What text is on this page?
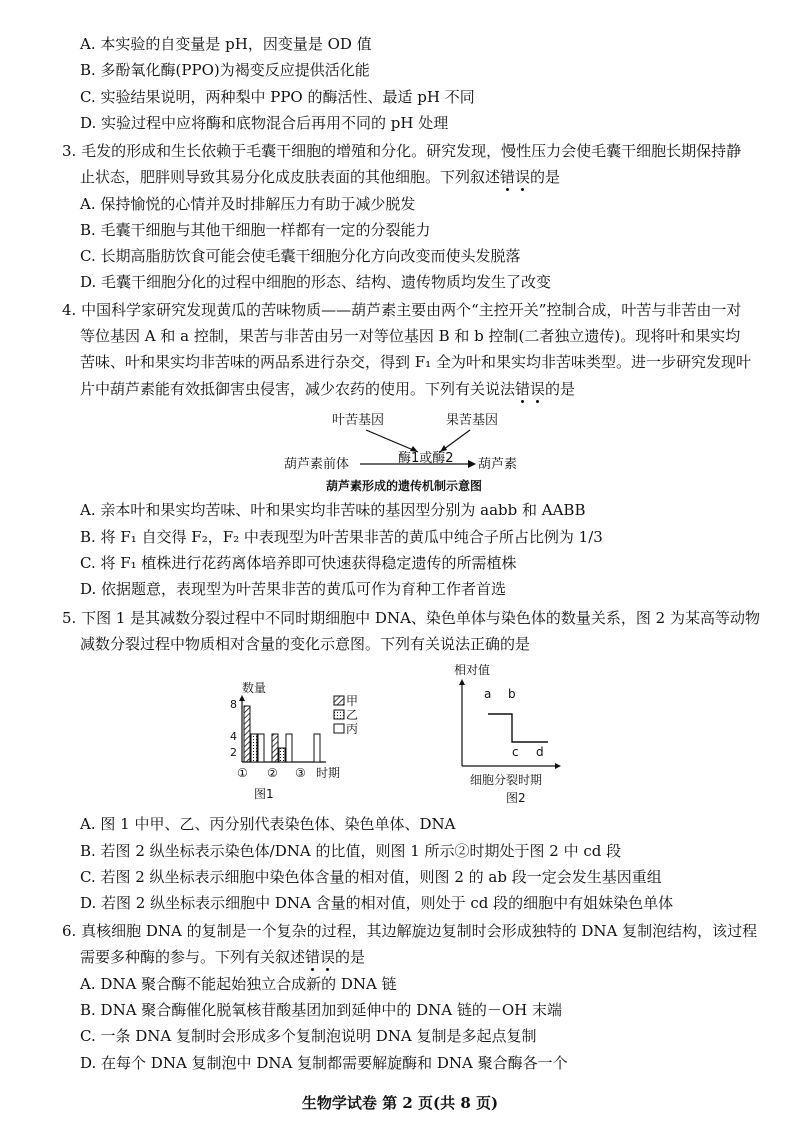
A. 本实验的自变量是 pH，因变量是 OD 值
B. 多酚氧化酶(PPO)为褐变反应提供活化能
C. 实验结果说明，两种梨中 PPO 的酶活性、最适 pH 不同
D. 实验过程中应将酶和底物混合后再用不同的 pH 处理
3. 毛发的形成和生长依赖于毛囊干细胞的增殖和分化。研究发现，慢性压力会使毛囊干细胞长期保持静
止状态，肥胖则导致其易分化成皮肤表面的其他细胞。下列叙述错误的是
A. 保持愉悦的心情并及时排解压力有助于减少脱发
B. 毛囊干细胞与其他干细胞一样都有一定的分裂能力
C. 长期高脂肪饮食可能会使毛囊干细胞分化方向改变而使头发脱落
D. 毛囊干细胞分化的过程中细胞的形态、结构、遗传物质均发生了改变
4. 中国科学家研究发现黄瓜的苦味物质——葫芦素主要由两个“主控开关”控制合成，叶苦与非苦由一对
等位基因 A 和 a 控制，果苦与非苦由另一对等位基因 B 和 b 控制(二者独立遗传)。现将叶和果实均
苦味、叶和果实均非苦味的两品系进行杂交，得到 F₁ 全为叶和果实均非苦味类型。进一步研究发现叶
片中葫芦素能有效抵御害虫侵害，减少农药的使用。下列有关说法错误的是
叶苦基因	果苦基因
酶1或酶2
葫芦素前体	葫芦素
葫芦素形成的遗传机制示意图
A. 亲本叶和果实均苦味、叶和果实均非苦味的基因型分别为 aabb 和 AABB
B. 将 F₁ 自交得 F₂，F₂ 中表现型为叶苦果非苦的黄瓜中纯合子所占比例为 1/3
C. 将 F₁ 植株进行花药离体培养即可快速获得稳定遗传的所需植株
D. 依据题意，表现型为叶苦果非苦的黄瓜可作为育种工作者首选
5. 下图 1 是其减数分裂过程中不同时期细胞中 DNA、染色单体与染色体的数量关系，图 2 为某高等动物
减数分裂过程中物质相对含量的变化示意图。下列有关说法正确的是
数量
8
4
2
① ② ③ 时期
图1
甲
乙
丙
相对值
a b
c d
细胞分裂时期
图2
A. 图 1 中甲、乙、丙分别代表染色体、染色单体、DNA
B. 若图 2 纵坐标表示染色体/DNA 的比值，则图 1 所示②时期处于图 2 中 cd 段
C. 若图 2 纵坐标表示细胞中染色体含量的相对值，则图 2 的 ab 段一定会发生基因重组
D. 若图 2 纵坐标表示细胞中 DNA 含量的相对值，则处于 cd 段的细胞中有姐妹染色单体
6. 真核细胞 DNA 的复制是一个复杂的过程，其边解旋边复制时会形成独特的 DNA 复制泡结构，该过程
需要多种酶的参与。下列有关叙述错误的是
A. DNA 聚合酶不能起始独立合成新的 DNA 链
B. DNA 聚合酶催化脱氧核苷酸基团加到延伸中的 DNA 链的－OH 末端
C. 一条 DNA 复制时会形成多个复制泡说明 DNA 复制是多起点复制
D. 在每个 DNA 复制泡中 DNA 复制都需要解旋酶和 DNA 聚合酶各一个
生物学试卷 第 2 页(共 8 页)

◇ ◇ ◇ ◇

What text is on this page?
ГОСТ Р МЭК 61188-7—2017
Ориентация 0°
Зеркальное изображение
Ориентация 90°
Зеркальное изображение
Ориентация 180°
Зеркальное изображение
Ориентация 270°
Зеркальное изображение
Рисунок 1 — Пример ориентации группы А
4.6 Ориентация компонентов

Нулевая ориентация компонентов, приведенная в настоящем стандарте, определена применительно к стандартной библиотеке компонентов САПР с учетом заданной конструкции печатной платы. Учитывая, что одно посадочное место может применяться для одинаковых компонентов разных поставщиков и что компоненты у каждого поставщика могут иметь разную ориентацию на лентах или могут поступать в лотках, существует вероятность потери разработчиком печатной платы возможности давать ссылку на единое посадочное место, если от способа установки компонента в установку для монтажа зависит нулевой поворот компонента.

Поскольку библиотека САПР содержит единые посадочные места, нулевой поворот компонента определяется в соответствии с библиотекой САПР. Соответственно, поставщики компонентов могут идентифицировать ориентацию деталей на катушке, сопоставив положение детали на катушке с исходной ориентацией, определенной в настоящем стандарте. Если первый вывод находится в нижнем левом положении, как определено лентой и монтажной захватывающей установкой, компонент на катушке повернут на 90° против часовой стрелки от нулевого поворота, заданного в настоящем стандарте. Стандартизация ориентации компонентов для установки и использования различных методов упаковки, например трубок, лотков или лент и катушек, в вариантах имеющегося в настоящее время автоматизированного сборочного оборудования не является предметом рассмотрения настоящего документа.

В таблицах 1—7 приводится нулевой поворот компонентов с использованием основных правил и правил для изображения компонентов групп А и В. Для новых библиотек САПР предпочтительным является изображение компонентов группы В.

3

◇ ◇ ◇ ◇

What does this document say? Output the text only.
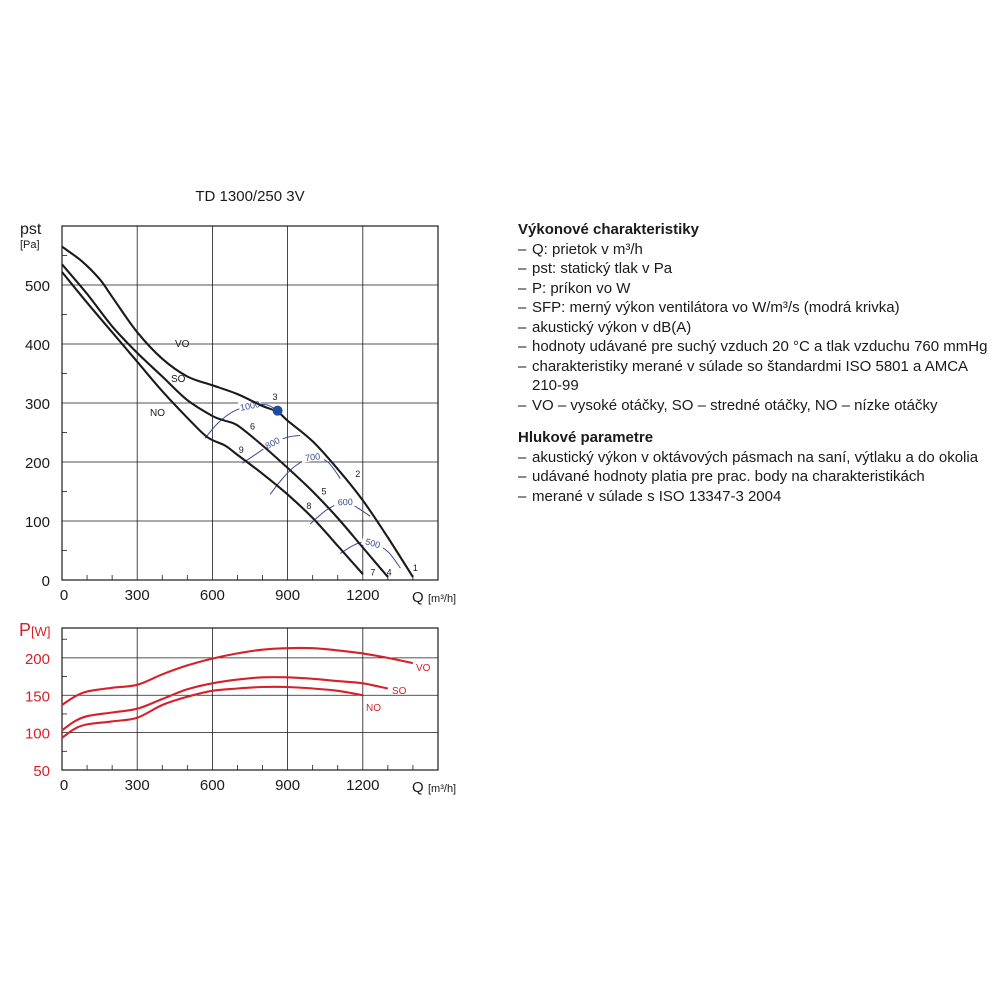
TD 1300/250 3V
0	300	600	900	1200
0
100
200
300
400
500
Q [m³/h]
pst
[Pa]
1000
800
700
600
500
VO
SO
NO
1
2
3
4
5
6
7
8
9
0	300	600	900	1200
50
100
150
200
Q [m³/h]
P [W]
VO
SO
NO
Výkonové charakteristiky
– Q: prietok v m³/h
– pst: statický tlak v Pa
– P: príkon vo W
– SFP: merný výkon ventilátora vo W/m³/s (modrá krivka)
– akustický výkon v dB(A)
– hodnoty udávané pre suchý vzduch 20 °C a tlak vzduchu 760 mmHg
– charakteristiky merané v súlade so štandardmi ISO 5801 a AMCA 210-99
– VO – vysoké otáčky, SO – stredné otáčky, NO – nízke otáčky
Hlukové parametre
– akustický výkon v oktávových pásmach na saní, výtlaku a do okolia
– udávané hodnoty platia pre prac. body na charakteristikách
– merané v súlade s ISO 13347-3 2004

◇ ◇ ◇ ◇

▶ **TASK DIRECTIONS**
What is the number of lines in the listing that contain the string "udávané"? Reply with that number alone.

▶ **RESPONSE TO THE TASK**
2